**TASK DESCRIPTION**
Skip the pictures. Repeat everything else in the records word for word.

### THE RECORDS ###

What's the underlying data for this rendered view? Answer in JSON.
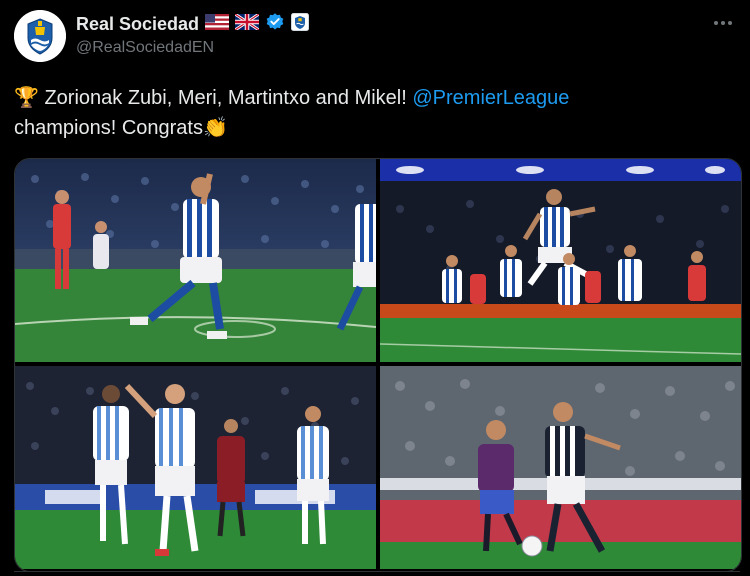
{
  "post": {
    "display_name": "Real Sociedad",
    "handle": "@RealSociedadEN",
    "text_emoji": "🏆",
    "text_before": " Zorionak Zubi, Meri, Martintxo and Mikel! ",
    "mention": "@PremierLeague",
    "text_line2": "champions! Congrats",
    "text_end_emoji": "👏"
  },
  "badges": [
    "us-flag-icon",
    "uk-flag-icon",
    "verified-badge-icon",
    "club-affiliate-icon"
  ],
  "colors": {
    "background": "#000000",
    "text": "#e7e9ea",
    "secondary": "#71767b",
    "link": "#1d9bf0",
    "verified": "#1d9bf0"
  },
  "gallery": {
    "photos": [
      {
        "description": "Player celebrating with fist raised on pitch"
      },
      {
        "description": "Player leaping in celebration with teammates"
      },
      {
        "description": "Players celebrating with arms raised"
      },
      {
        "description": "Player dribbling the ball past opponent"
      }
    ]
  }
}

###

**CORRECT RESPONSE**
What's the underlying data for this rendered view? Answer in JSON.
{
  "post": {
    "display_name": "Real Sociedad",
    "handle": "@RealSociedadEN",
    "text_emoji": "🏆",
    "text_before": " Zorionak Zubi, Meri, Martintxo and Mikel! ",
    "mention": "@PremierLeague",
    "text_line2": "champions! Congrats",
    "text_end_emoji": "👏"
  },
  "badges": [
    "us-flag-icon",
    "uk-flag-icon",
    "verified-badge-icon",
    "club-affiliate-icon"
  ],
  "colors": {
    "background": "#000000",
    "text": "#e7e9ea",
    "secondary": "#71767b",
    "link": "#1d9bf0",
    "verified": "#1d9bf0"
  },
  "gallery": {
    "photos": [
      {
        "description": "Player celebrating with fist raised on pitch"
      },
      {
        "description": "Player leaping in celebration with teammates"
      },
      {
        "description": "Players celebrating with arms raised"
      },
      {
        "description": "Player dribbling the ball past opponent"
      }
    ]
  }
}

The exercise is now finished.